Selected excerpt:
• • • • • • •
Carlos Santana – 1-for-4 with his 2nd homer as he bats .196.  Might be a day late and a dollar short for this, but, even though I wasn’t a huge fan of Supernatural in the preseason, he’s only going to get better.  I.e., Buy low.  (BTW, Santana’s been crizzap, Choo is batting .214 and Sizemore just returned to the lineup, yet the Indians are 11-4.  Quick, someone wake up the Comatose Indians Fan.)

Travis Hafner – 2-for-3 and his 4th homer.  I don’t buy a resurgence here.  If you pick him up, you’re getting Pronk’d.

Fausto Carmona – 7 IP, 1 ER, 6 baserunners, 5 Ks.  Control-Alt-Ignore.

Jhoulys Chacin – Complete game shutout on Friday.  I kinda love Chacin and his 150-point-in-Scrabble first name.  To misquote the most overrated group of all-time, don’t hide your love of Chacin away.

Roy Oswalt – Good news from the Oswalt camp, which is group of twelve guys who look like Ralph from Survivor living in the Ozarks without running water, he should make his next start.

Charlie Morton – Sonavabench!  Complete game on Friday with the only blemish being Jay Bruce’s homer.  Double sonavabench!  It’s raining sonavabenches!  Someone make the sonavabenches stop.  Please!

Andrew McCutchen – 3-for-3 with his 3rd homer.  I said in the preseason that The Dread Pirate was Crawford two rounds later.  Luckily, he’s been nothing like Crawford.

Jose Tabata – I’ll take a coffee with three creamers, tomahto juice, but I don’t want just any tomahto juice, I want Mr and Mrs. T’s Bloody Mary mix and, finally, a slam and legs.  Thank you.

Edinson Volquez – 5 2/3 IP, 6 ER, 11 baserunners, 6 Ks with four first inning runs.  Seriously, have Cordero start Edinson’s games.

Jay Bruce – 4-for-5 yesterday and his 2nd homer since I told you on Friday to buy him.

Jonny Gomes – Yesterday, hit his 6th homer, third this weekend and a lot more homers than that other guy you have on your team.  Yeah, him.  And him too.
• • • • • • •
Stored rows:
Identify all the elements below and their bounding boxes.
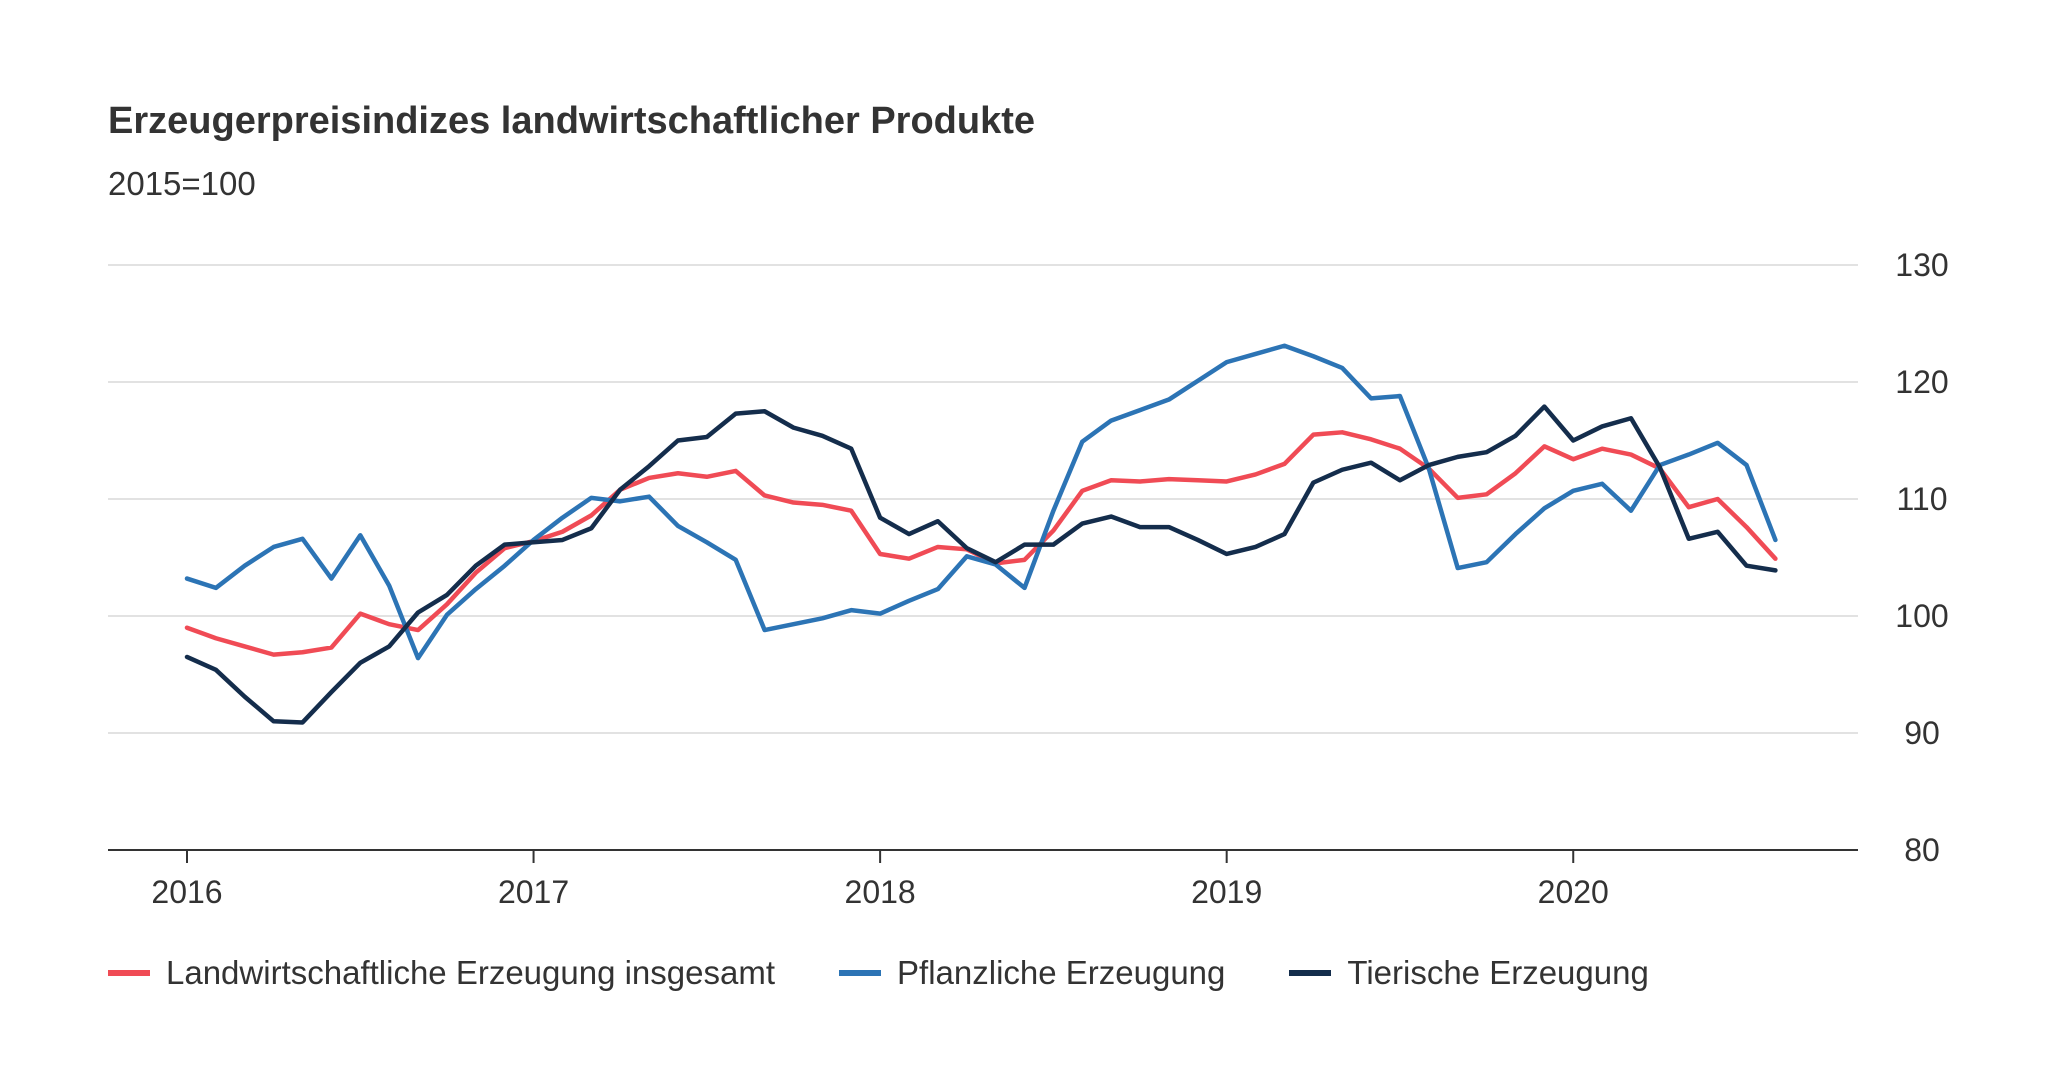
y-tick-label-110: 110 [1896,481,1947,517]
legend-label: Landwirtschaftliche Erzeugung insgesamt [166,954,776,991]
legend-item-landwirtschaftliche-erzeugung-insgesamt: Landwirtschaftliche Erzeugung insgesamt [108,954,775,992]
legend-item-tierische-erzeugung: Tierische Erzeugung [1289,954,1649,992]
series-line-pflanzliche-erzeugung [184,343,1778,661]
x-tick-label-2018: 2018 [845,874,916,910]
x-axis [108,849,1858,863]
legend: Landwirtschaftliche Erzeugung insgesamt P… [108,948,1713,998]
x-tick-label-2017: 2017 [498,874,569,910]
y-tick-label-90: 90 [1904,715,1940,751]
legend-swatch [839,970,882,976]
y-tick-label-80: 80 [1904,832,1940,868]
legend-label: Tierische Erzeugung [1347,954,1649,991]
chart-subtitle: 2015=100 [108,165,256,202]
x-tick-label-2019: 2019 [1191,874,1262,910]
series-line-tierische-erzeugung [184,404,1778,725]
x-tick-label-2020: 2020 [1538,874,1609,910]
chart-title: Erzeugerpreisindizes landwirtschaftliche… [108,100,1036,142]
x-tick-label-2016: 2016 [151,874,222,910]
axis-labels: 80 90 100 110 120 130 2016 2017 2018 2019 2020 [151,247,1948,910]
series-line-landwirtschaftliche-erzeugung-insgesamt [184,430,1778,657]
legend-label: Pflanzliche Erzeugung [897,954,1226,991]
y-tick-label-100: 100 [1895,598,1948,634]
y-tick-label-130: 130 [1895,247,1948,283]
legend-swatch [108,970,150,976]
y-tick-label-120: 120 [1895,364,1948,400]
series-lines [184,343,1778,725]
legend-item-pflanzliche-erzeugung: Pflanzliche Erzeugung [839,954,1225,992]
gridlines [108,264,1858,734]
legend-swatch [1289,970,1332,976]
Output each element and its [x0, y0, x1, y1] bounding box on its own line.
• • • • • • •
Written instruction 1: According to the fantasy baseball notes, what is the Indians' record?
Written instruction 2: Go on with the fantasy baseball notes, starting right after their last line.
None of the data is needed here.

Exercise response 1: 11-4

Exercise response 2:
Phil Hughes – In what I believe is our first case of the Disgraceful List this year.  You gotta be pretty terrible to get put on the Disgraceful List this quickly.  Let’s see what I said in January about Hughes, “Know when I’m going to draft Phil Hughes?  After he’s traded away from the Yankees.  Nothing personal.  He just had the 2nd worst fly ball rate in the majors and he plays in The House They Built Next To The House That Ruth Built.  Just can’t draft that headache.”  And that’s me copying and pasting me!  So who you blaming for drafting Hughes?  You ain’t blaming me.  Blame that Best Buy salesman that knew nothing about the TV you wanted to purchase.  Blame the barista that left no room for milk.  Blame your 7th grade teacher for making you stay after and saying that you and him had chemistry.  Just don’t blame me.  Know who else you can’t blame?  Rudy.  He put him on his risky pitcher list.  If you drafted Hughes, to quote the airplane version of one of the best movies of all time, Menace II Society, “You done messed up. You know that, right?”  To quote the TV-edited version of yourself, “I HAVE HAD IT WITH THIS MONKEY FIGHTIN’ HUGHES!”

Chad Billingsley – 8 IP, 0 ER, 4 baserunners, 11 Ks.  I really needed this start from Bills on so many teams.  I love you, Bills.  Write back soon!

Ryan Franklin – 4th blown save and has an ERA of 11.57.  Can’t spell Franklin without FAIL.  La Russa should replace Franklin with Motte or Mitchell Boggs, CPA.  Probably in reverse order.  Now whether La Russa does this is anyone’s guess.  On Saturday, La Russa said, Franklin is our closer and now excuse me while I go feed my scarf.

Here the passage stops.